Stored items:
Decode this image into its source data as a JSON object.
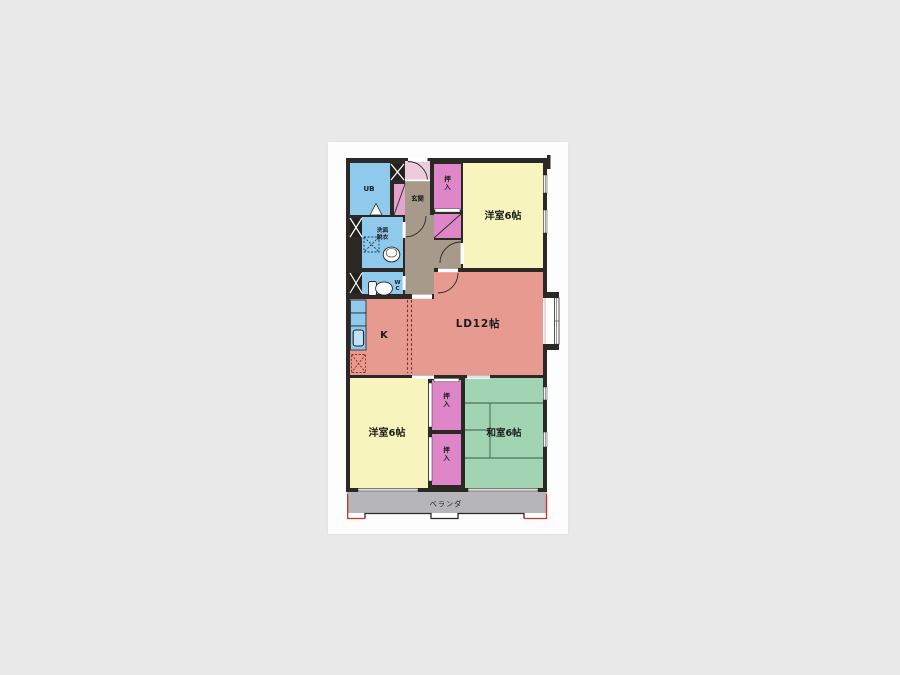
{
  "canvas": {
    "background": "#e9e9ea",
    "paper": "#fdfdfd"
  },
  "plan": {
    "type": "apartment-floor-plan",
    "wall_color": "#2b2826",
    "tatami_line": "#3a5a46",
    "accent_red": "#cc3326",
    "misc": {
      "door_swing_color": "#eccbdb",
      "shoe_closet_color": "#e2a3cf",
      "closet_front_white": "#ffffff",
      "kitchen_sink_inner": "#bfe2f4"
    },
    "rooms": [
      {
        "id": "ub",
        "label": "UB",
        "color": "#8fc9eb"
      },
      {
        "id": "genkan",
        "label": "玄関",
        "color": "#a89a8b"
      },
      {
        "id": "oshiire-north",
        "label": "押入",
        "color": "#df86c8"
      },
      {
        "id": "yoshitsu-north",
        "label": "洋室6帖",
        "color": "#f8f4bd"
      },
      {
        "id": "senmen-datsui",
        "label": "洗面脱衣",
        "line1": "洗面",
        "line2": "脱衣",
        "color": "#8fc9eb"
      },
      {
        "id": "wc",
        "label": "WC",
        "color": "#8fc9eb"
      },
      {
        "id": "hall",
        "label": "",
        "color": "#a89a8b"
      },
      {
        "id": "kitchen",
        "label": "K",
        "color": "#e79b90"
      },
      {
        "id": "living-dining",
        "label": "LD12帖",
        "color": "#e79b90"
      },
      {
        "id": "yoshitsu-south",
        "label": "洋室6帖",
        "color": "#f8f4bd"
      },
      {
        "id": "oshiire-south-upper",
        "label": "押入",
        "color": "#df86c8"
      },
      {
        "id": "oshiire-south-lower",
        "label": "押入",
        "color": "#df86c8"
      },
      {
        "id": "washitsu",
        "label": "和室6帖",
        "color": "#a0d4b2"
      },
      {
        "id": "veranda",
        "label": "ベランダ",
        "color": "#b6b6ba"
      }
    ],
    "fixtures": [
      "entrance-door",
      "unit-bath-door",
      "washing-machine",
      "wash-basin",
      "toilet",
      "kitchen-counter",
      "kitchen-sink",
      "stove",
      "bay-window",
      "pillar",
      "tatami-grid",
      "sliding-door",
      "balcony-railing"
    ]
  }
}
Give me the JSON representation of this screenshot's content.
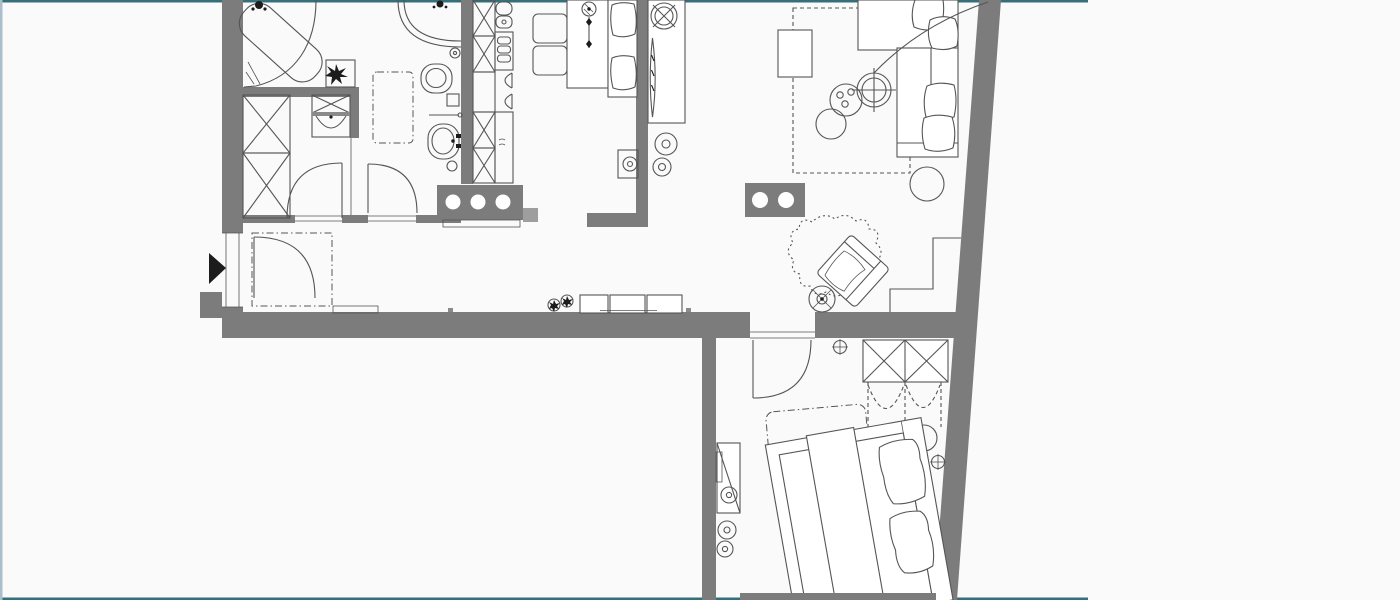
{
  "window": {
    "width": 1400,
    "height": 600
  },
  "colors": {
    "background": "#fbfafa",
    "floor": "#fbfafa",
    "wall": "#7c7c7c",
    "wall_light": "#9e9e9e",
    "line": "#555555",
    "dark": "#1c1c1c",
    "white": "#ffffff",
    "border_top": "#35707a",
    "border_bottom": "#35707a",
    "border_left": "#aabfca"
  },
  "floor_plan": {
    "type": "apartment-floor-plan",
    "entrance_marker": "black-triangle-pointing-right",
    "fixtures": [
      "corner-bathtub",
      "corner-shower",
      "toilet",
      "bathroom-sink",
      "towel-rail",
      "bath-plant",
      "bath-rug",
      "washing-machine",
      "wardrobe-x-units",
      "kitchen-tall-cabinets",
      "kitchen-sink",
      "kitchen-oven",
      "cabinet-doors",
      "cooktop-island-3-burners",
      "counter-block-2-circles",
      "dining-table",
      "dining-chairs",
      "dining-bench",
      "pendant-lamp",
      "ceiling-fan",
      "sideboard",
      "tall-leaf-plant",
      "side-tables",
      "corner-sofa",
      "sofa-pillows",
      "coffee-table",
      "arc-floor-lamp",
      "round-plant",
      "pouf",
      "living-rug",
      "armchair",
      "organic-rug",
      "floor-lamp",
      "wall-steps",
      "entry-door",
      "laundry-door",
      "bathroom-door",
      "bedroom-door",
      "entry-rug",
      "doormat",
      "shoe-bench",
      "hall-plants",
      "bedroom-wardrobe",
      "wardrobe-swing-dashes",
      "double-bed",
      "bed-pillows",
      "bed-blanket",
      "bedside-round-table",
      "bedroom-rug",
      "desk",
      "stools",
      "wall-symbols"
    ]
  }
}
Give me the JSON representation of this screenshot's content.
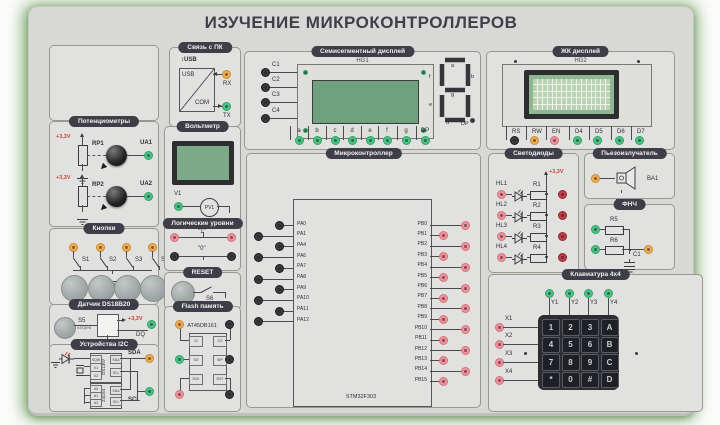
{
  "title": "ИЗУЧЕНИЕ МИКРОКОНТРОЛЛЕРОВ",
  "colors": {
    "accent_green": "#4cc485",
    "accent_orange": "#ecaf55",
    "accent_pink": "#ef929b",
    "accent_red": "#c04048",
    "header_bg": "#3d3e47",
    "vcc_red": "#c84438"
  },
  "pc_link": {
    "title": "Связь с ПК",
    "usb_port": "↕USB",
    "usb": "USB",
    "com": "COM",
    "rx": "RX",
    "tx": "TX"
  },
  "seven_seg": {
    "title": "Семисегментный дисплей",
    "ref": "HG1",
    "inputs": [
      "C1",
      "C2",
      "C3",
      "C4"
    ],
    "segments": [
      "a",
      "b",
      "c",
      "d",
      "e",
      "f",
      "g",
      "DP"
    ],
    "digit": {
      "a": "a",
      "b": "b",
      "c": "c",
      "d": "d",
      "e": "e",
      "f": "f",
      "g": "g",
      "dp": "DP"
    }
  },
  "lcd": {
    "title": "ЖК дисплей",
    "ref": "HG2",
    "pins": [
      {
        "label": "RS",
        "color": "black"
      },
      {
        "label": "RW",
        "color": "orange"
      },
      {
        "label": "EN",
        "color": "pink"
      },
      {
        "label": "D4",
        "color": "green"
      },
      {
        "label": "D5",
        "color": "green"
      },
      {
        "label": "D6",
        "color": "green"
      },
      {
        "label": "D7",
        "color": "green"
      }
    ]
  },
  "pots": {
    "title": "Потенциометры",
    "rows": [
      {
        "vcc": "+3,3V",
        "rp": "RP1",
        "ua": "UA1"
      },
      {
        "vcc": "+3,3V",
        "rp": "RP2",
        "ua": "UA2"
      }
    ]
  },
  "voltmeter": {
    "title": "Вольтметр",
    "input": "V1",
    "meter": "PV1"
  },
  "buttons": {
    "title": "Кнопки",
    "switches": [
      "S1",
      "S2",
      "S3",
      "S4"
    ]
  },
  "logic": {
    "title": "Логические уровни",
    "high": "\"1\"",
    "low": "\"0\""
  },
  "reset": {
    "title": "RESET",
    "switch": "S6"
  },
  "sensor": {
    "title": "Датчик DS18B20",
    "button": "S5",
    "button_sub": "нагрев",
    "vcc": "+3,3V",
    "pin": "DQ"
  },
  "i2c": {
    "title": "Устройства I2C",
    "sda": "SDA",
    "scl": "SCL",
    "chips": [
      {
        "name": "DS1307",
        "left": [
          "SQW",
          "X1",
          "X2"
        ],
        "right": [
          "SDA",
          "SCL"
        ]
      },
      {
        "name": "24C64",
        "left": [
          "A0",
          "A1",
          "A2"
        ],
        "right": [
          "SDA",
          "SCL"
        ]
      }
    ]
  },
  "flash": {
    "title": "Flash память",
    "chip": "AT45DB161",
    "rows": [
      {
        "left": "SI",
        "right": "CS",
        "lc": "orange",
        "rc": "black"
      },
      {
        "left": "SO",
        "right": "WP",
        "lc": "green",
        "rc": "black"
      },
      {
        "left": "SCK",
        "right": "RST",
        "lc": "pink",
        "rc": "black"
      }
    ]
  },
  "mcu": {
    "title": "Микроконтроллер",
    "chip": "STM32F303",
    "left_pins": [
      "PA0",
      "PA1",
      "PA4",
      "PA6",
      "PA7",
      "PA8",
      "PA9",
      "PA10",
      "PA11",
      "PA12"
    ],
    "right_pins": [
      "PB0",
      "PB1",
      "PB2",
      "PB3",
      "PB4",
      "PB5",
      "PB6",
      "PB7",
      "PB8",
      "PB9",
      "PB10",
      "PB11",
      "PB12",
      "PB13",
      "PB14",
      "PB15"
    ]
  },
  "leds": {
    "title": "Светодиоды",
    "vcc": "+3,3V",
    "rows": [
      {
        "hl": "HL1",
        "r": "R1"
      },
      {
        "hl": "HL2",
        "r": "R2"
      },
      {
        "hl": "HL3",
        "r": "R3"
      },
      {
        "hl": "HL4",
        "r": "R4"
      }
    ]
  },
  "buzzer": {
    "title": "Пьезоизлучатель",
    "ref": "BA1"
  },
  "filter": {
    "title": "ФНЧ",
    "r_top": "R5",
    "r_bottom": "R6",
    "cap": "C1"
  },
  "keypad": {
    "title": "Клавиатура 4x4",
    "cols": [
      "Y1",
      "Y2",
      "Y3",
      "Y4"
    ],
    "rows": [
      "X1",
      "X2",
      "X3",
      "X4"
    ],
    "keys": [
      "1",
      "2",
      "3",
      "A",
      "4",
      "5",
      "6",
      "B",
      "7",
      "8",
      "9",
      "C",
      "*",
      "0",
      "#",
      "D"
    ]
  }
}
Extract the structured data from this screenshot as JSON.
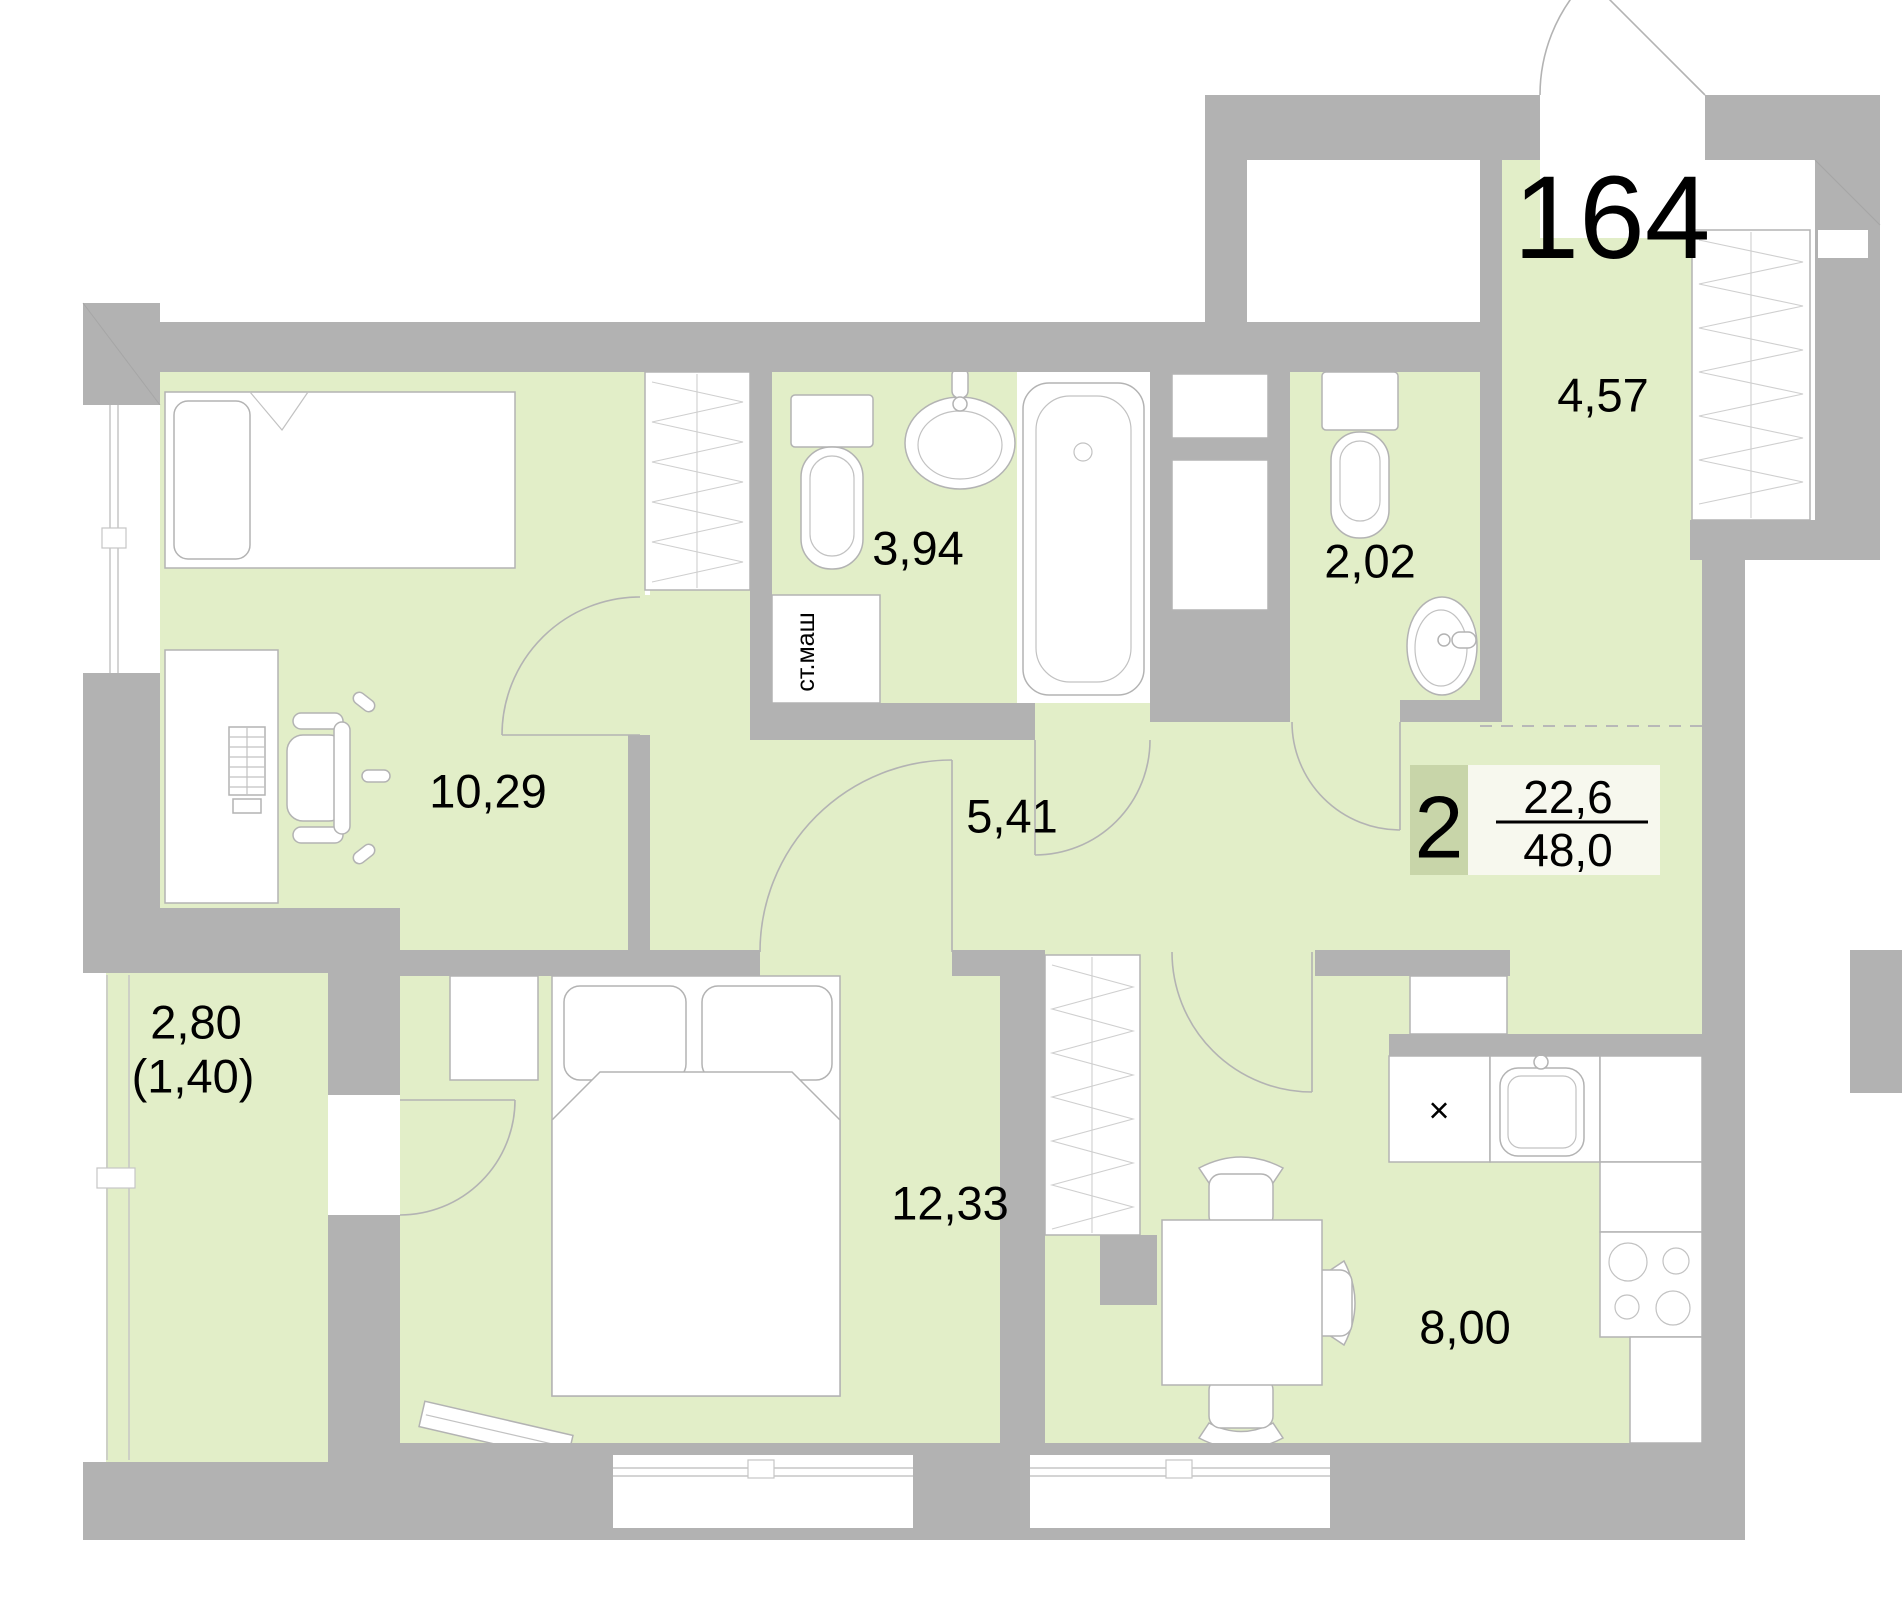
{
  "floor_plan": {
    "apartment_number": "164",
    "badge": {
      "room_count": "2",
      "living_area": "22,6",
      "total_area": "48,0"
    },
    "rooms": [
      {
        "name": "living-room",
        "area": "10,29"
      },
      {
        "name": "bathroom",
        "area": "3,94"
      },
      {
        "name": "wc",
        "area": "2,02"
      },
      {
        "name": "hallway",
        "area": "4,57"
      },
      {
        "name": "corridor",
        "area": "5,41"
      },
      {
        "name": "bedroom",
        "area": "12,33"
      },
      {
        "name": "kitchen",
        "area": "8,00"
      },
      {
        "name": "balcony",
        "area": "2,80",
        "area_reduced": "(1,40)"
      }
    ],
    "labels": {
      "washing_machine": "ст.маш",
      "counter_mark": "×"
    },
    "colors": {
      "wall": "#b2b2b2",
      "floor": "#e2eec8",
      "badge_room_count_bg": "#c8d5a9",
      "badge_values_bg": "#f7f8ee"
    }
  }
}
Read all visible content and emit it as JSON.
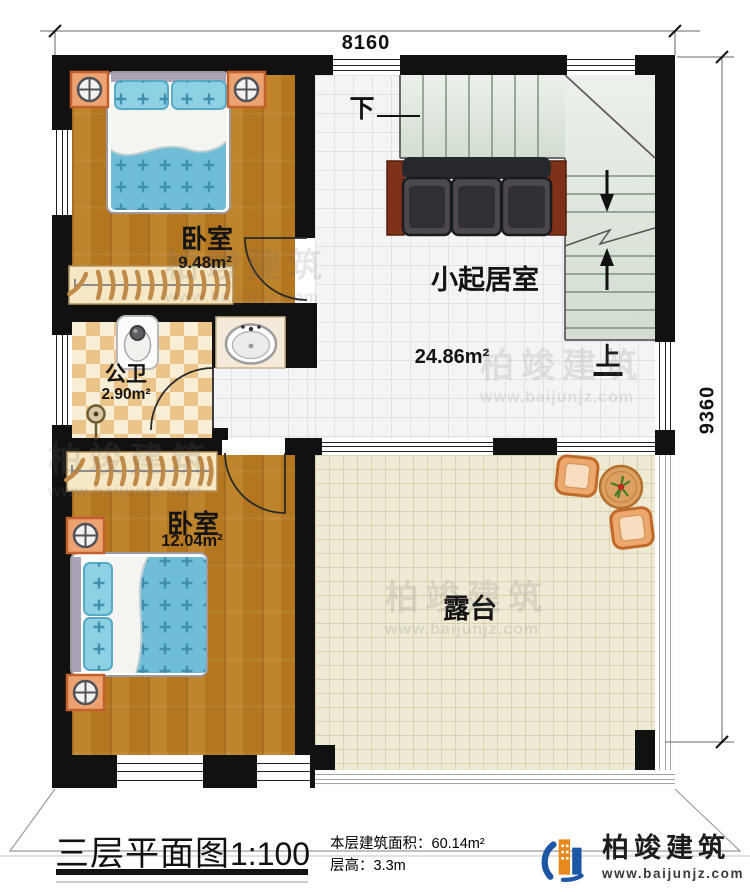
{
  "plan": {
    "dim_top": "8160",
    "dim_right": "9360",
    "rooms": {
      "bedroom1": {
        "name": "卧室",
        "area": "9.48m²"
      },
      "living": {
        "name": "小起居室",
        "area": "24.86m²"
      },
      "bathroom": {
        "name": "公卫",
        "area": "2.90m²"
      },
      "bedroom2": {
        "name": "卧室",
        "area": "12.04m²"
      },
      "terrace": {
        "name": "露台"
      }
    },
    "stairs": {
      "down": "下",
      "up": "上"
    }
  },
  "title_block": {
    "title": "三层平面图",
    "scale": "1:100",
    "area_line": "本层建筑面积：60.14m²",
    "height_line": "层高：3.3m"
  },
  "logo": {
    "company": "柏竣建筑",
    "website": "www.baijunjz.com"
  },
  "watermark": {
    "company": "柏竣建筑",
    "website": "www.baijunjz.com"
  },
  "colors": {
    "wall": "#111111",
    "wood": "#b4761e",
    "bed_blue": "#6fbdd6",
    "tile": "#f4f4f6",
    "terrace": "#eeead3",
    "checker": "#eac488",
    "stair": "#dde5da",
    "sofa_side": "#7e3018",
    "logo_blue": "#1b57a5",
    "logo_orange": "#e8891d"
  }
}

The problem:
Skip the pictures and write out exactly the lines from the line containing "Read all visible content and emit it as JSON." through the end of the listing above.

Solution for this task:
Read all visible content and emit it as JSON.
{
  "plan": {
    "dim_top": "8160",
    "dim_right": "9360",
    "rooms": {
      "bedroom1": {
        "name": "卧室",
        "area": "9.48m²"
      },
      "living": {
        "name": "小起居室",
        "area": "24.86m²"
      },
      "bathroom": {
        "name": "公卫",
        "area": "2.90m²"
      },
      "bedroom2": {
        "name": "卧室",
        "area": "12.04m²"
      },
      "terrace": {
        "name": "露台"
      }
    },
    "stairs": {
      "down": "下",
      "up": "上"
    }
  },
  "title_block": {
    "title": "三层平面图",
    "scale": "1:100",
    "area_line": "本层建筑面积：60.14m²",
    "height_line": "层高：3.3m"
  },
  "logo": {
    "company": "柏竣建筑",
    "website": "www.baijunjz.com"
  },
  "watermark": {
    "company": "柏竣建筑",
    "website": "www.baijunjz.com"
  },
  "colors": {
    "wall": "#111111",
    "wood": "#b4761e",
    "bed_blue": "#6fbdd6",
    "tile": "#f4f4f6",
    "terrace": "#eeead3",
    "checker": "#eac488",
    "stair": "#dde5da",
    "sofa_side": "#7e3018",
    "logo_blue": "#1b57a5",
    "logo_orange": "#e8891d"
  }
}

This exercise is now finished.